GIVEN INSTRUCTION:
Which lines have the string "emploi"? Copy all of them from the entries below.

EXERCISE DATA:

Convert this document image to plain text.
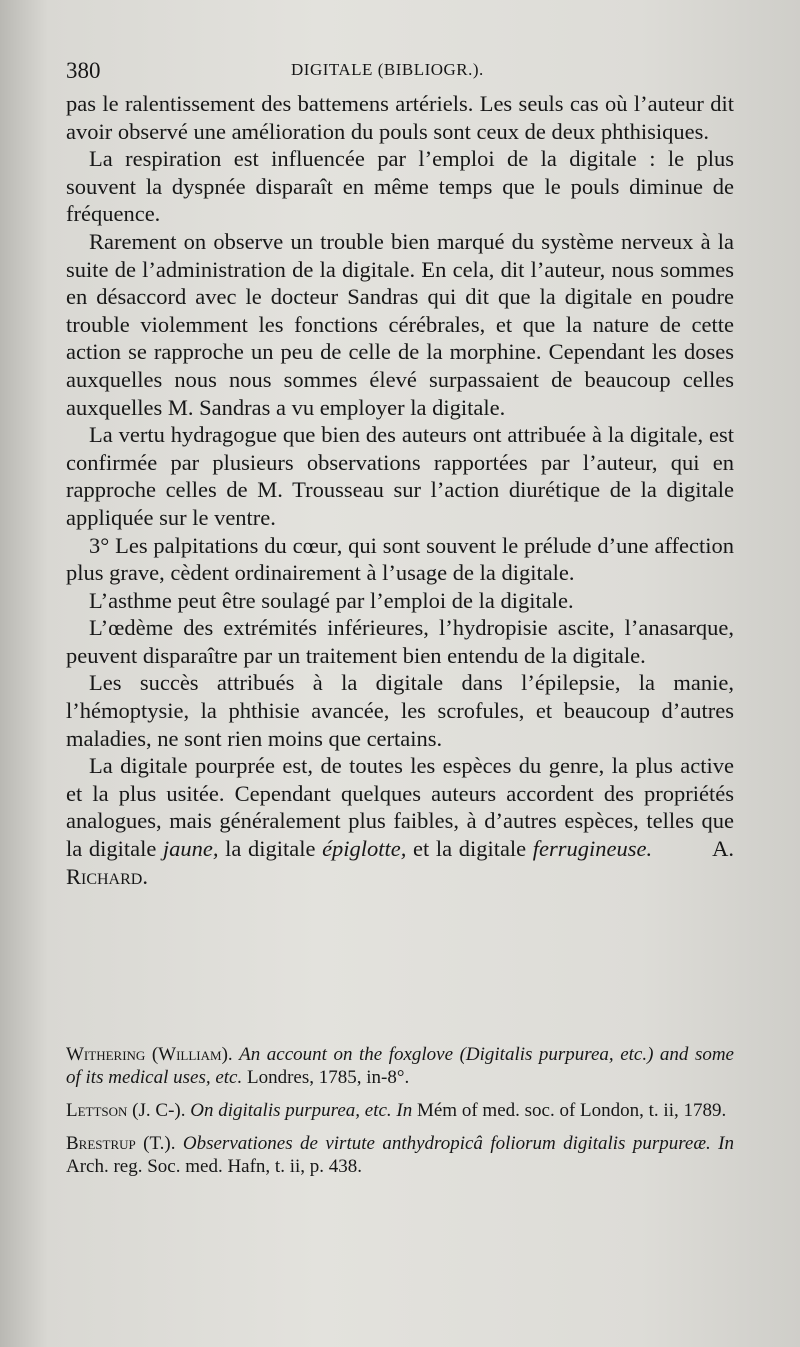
380	DIGITALE (BIBLIOGR.).

pas le ralentissement des battemens artériels. Les seuls cas où l’auteur dit avoir observé une amélioration du pouls sont ceux de deux phthisiques.

La respiration est influencée par l’emploi de la digitale : le plus souvent la dyspnée disparaît en même temps que le pouls diminue de fréquence.

Rarement on observe un trouble bien marqué du système nerveux à la suite de l’administration de la digitale. En cela, dit l’auteur, nous sommes en désaccord avec le docteur Sandras qui dit que la digitale en poudre trouble violemment les fonctions cérébrales, et que la nature de cette action se rapproche un peu de celle de la morphine. Cependant les doses auxquelles nous nous sommes élevé surpassaient de beaucoup celles auxquelles M. Sandras a vu employer la digitale.

La vertu hydragogue que bien des auteurs ont attribuée à la digitale, est confirmée par plusieurs observations rapportées par l’auteur, qui en rapproche celles de M. Trousseau sur l’action diurétique de la digitale appliquée sur le ventre.

3° Les palpitations du cœur, qui sont souvent le prélude d’une affection plus grave, cèdent ordinairement à l’usage de la digitale.

L’asthme peut être soulagé par l’emploi de la digitale.

L’œdème des extrémités inférieures, l’hydropisie ascite, l’anasarque, peuvent disparaître par un traitement bien entendu de la digitale.

Les succès attribués à la digitale dans l’épilepsie, la manie, l’hémoptysie, la phthisie avancée, les scrofules, et beaucoup d’autres maladies, ne sont rien moins que certains.

La digitale pourprée est, de toutes les espèces du genre, la plus active et la plus usitée. Cependant quelques auteurs accordent des propriétés analogues, mais généralement plus faibles, à d’autres espèces, telles que la digitale jaune, la digitale épiglotte, et la digitale ferrugineuse.	A. Richard.

Withering (William). An account on the foxglove (Digitalis purpurea, etc.) and some of its medical uses, etc. Londres, 1785, in-8°.

Lettson (J. C-). On digitalis purpurea, etc. In Mém of med. soc. of London, t. ii, 1789.

Brestrup (T.). Observationes de virtute anthydropicâ foliorum digitalis purpureæ. In Arch. reg. Soc. med. Hafn, t. ii, p. 438.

EXERCISE SOLUTION:
La respiration est influencée par l’emploi de la digitale : le plus souvent la dyspnée disparaît en même temps que le pouls diminue de fréquence.
L’asthme peut être soulagé par l’emploi de la digitale.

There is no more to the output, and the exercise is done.